▶ _PROMPT_:
Every entry below must be repeated exactly; skip the pictures.

━━━━━━━━

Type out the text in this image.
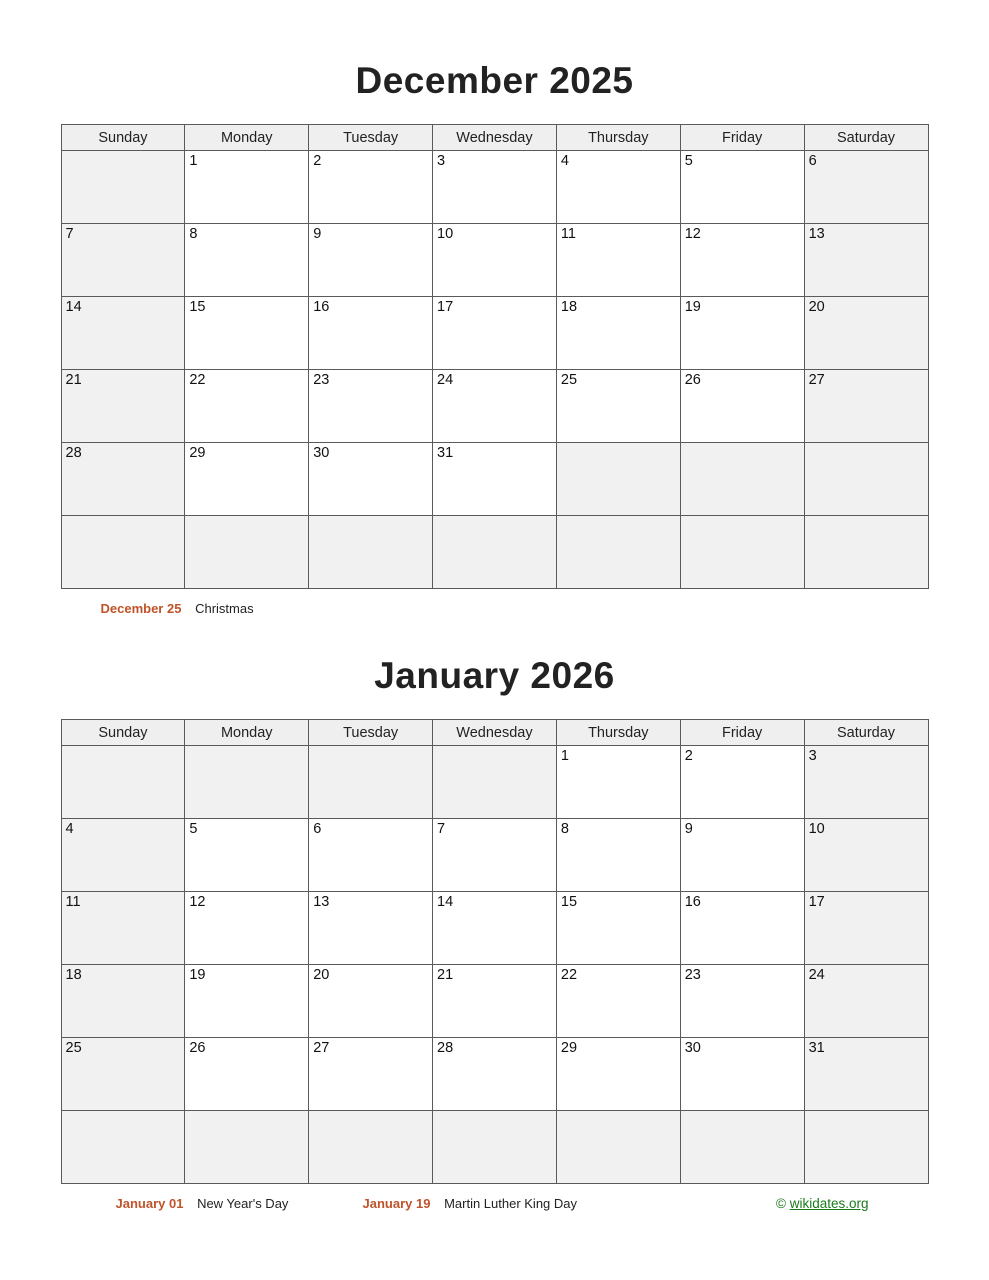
December 2025
Sunday	Monday	Tuesday	Wednesday	Thursday	Friday	Saturday

	1	2	3	4	5	6

7	8	9	10	11	12	13

14	15	16	17	18	19	20

21	22	23	24	25	26	27

28	29	30	31			

December 25 Christmas
January 2026
Sunday	Monday	Tuesday	Wednesday	Thursday	Friday	Saturday

				1	2	3

4	5	6	7	8	9	10

11	12	13	14	15	16	17

18	19	20	21	22	23	24

25	26	27	28	29	30	31

January 01 New Year's Day	January 19 Martin Luther King Day	© wikidates.org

━━━━━━━━

▶ _EXERCISE ANSWER_:
Type out the text in this image.
December 2025
Sunday	Monday	Tuesday	Wednesday	Thursday	Friday	Saturday

	1	2	3	4	5	6

7	8	9	10	11	12	13

14	15	16	17	18	19	20

21	22	23	24	25	26	27

28	29	30	31			

December 25 Christmas
January 2026
Sunday	Monday	Tuesday	Wednesday	Thursday	Friday	Saturday

				1	2	3

4	5	6	7	8	9	10

11	12	13	14	15	16	17

18	19	20	21	22	23	24

25	26	27	28	29	30	31

January 01 New Year's Day	January 19 Martin Luther King Day	© wikidates.org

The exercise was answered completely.